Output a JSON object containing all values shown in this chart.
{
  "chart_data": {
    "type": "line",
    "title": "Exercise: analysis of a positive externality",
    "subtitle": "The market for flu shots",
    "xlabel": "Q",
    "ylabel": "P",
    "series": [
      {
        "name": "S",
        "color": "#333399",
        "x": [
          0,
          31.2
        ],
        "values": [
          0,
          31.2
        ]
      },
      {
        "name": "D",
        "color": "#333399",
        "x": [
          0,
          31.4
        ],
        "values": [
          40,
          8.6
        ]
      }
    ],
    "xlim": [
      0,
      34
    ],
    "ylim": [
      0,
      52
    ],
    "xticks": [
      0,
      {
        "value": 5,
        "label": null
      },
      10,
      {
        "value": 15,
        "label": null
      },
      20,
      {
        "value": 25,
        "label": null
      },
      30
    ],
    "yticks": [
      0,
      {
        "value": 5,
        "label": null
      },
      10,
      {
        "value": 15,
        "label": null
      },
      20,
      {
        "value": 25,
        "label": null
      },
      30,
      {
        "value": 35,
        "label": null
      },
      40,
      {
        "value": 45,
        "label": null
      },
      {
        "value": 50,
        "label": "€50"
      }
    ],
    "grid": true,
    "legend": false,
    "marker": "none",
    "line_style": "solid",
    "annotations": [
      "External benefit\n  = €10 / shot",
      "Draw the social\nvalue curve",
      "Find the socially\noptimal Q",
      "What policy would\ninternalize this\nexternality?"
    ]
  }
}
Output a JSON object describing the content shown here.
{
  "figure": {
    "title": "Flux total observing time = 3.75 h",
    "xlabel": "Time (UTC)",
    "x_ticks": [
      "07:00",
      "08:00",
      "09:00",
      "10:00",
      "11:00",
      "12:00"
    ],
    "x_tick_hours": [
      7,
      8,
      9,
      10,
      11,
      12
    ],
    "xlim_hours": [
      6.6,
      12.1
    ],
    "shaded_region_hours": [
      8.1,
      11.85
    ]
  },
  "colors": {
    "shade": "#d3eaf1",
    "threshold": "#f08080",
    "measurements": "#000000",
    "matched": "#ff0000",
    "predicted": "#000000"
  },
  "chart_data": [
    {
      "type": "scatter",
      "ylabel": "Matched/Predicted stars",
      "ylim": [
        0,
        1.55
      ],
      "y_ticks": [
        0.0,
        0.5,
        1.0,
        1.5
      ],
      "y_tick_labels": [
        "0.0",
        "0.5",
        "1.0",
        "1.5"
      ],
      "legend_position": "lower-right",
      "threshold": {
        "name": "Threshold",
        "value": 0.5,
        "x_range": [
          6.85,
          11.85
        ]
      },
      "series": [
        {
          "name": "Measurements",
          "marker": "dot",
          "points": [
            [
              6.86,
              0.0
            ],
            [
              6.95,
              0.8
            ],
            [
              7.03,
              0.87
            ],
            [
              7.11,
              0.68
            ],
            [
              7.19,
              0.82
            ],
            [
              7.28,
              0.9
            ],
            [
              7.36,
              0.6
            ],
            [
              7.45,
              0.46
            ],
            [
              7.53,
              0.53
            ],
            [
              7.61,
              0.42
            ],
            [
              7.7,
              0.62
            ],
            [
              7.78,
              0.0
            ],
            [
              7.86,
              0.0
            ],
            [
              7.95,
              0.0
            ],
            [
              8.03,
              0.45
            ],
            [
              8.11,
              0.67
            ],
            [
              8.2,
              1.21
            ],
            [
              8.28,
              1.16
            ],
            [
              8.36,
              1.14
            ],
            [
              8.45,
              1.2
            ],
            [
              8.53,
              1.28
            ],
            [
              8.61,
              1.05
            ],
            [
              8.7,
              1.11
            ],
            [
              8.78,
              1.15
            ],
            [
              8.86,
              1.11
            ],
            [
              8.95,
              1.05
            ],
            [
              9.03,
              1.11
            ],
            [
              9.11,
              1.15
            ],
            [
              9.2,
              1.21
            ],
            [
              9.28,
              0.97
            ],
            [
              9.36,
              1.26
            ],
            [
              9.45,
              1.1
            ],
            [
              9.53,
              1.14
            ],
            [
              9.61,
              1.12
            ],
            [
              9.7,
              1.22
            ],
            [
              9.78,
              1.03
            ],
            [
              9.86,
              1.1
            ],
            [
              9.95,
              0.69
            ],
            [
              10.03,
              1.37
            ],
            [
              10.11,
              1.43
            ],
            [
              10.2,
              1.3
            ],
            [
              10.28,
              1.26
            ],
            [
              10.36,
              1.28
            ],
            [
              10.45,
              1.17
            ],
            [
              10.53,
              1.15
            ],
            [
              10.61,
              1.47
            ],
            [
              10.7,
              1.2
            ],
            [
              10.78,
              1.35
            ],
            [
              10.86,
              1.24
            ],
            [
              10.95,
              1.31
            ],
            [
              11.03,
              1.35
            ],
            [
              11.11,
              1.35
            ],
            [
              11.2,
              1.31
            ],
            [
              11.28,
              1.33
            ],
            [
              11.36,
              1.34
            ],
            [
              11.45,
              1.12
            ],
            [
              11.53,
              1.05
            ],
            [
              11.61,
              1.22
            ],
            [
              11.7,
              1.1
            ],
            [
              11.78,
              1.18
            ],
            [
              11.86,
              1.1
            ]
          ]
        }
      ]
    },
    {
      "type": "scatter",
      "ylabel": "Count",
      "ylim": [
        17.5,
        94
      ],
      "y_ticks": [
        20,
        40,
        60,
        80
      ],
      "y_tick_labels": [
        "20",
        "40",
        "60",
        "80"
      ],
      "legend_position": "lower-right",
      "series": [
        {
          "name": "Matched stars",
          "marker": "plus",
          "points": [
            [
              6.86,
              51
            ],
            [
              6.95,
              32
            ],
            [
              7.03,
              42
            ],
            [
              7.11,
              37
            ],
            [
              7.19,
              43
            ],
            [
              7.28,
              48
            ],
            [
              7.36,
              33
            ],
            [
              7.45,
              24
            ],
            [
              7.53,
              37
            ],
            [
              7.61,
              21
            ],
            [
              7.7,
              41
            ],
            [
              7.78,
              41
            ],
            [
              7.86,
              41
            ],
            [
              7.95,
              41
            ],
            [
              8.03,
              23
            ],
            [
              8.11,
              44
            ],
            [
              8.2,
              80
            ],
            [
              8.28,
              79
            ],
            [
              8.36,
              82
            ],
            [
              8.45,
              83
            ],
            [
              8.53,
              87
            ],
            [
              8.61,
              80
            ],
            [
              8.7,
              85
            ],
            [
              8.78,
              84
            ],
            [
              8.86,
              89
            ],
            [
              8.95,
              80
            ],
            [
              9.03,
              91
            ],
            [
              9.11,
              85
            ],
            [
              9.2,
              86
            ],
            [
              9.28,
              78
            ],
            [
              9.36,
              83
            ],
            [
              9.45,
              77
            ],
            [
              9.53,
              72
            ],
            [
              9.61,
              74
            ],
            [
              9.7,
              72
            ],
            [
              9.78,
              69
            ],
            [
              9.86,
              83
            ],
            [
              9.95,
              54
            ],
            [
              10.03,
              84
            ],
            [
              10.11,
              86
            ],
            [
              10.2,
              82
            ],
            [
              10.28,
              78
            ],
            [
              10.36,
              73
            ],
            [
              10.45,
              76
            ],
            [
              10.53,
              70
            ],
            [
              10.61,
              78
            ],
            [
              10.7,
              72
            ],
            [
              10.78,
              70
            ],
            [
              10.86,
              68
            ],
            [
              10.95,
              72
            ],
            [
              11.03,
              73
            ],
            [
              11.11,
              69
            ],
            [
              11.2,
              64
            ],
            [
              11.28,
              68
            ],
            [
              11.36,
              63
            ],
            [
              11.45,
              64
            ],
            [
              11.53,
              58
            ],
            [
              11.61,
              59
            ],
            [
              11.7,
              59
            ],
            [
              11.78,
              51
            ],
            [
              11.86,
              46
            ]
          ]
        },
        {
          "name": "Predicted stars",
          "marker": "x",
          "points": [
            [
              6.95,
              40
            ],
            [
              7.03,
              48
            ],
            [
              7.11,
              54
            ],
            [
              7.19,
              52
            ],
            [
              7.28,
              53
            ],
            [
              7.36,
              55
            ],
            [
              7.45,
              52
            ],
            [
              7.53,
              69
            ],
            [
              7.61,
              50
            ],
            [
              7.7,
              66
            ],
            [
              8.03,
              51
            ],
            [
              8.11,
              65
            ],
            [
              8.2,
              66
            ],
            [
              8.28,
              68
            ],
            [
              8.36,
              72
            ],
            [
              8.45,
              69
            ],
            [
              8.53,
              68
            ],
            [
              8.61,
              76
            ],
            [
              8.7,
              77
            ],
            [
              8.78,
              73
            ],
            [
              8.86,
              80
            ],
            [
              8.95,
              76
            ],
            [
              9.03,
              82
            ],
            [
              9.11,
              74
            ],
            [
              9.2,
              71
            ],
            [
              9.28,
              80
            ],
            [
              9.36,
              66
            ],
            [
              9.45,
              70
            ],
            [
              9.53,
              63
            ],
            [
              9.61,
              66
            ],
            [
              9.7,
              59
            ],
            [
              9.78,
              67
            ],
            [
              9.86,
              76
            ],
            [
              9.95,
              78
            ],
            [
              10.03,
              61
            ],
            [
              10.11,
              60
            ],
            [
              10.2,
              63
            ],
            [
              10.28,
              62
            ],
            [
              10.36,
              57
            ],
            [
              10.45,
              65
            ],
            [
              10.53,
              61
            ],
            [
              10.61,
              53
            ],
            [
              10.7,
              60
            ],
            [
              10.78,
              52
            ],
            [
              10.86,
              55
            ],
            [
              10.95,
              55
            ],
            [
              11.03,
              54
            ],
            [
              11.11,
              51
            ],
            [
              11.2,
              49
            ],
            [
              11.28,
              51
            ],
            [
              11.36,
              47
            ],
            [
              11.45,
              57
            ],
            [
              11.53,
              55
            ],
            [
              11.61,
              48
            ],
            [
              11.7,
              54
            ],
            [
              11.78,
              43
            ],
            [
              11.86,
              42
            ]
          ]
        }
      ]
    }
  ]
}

==============================

Which lines contain "ylabel"? Copy each of them out.

    "ylabel": "P",
      "ylabel": "Matched/Predicted stars",
      "ylabel": "Count",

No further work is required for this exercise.